Give a verbatim copy of the lines below, minus the pictures.
╭─ Excerpted records
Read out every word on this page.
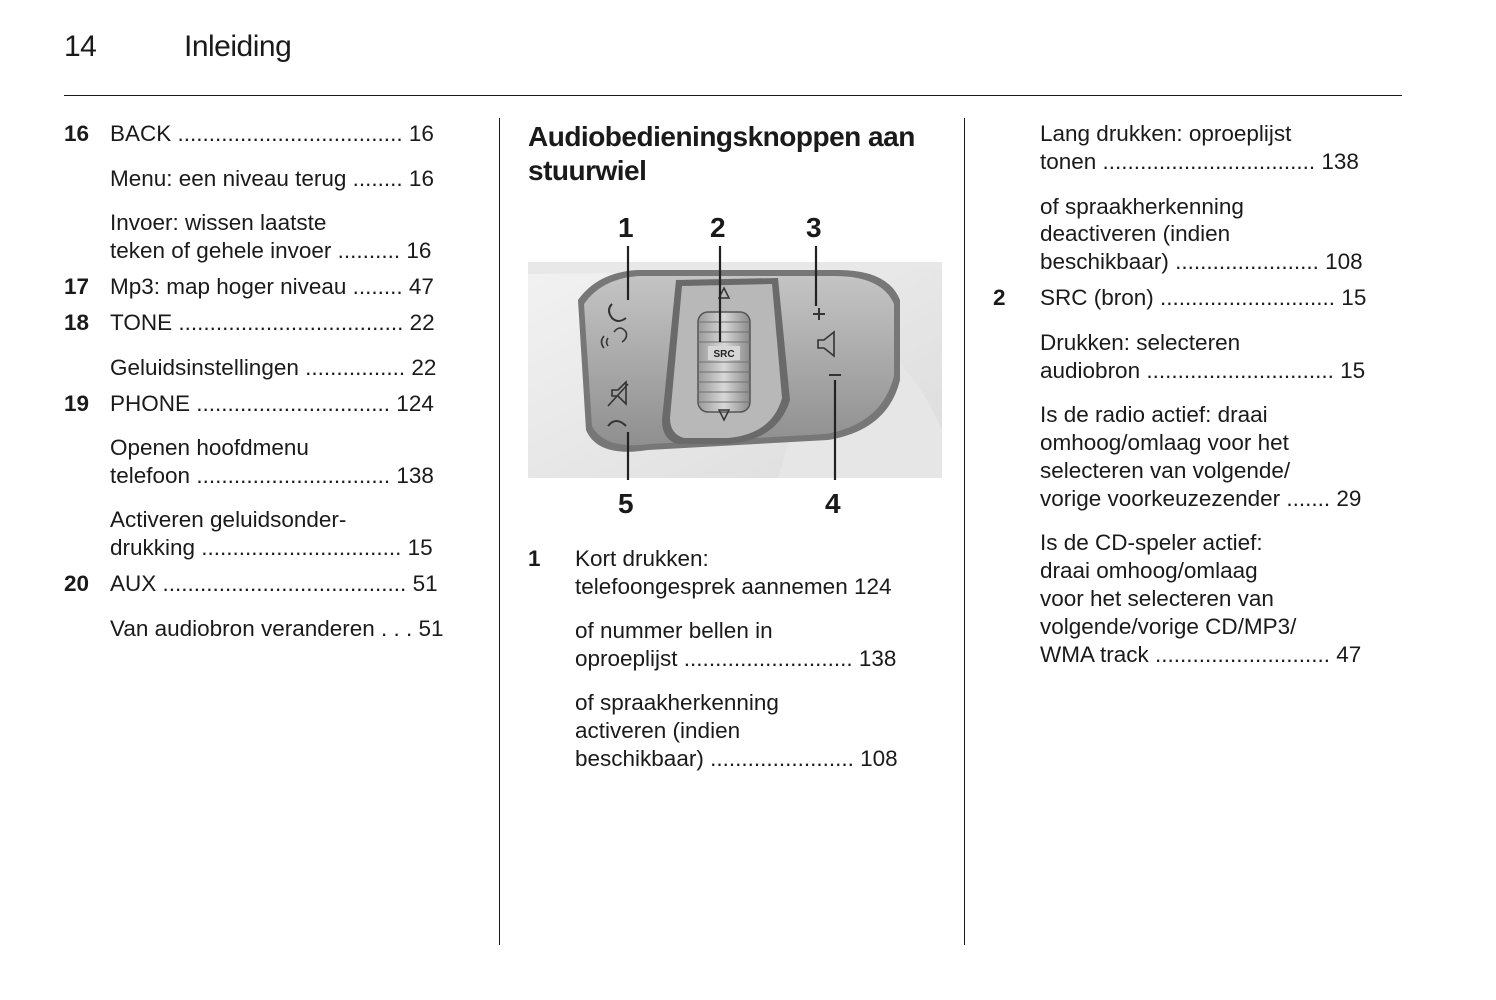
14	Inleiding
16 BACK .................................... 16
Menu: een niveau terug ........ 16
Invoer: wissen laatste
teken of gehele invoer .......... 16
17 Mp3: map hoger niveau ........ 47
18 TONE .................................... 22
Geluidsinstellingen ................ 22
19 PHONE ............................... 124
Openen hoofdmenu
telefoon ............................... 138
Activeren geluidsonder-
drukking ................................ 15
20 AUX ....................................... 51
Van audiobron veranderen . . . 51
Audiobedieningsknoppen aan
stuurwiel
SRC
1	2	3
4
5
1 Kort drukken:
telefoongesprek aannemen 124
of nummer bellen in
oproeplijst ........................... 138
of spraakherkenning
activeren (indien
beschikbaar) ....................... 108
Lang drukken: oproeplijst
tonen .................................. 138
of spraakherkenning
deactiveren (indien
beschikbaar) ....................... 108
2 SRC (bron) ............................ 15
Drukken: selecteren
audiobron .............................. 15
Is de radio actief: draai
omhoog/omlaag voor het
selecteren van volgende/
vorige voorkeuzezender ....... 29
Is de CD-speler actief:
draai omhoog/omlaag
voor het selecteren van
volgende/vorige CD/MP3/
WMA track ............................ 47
╰─
### [The response]
Read out every word on this page.
14	Inleiding
16 BACK .................................... 16
Menu: een niveau terug ........ 16
Invoer: wissen laatste
teken of gehele invoer .......... 16
17 Mp3: map hoger niveau ........ 47
18 TONE .................................... 22
Geluidsinstellingen ................ 22
19 PHONE ............................... 124
Openen hoofdmenu
telefoon ............................... 138
Activeren geluidsonder-
drukking ................................ 15
20 AUX ....................................... 51
Van audiobron veranderen . . . 51
Audiobedieningsknoppen aan
stuurwiel
SRC
1	2	3
4
5
1 Kort drukken:
telefoongesprek aannemen 124
of nummer bellen in
oproeplijst ........................... 138
of spraakherkenning
activeren (indien
beschikbaar) ....................... 108
Lang drukken: oproeplijst
tonen .................................. 138
of spraakherkenning
deactiveren (indien
beschikbaar) ....................... 108
2 SRC (bron) ............................ 15
Drukken: selecteren
audiobron .............................. 15
Is de radio actief: draai
omhoog/omlaag voor het
selecteren van volgende/
vorige voorkeuzezender ....... 29
Is de CD-speler actief:
draai omhoog/omlaag
voor het selecteren van
volgende/vorige CD/MP3/
WMA track ............................ 47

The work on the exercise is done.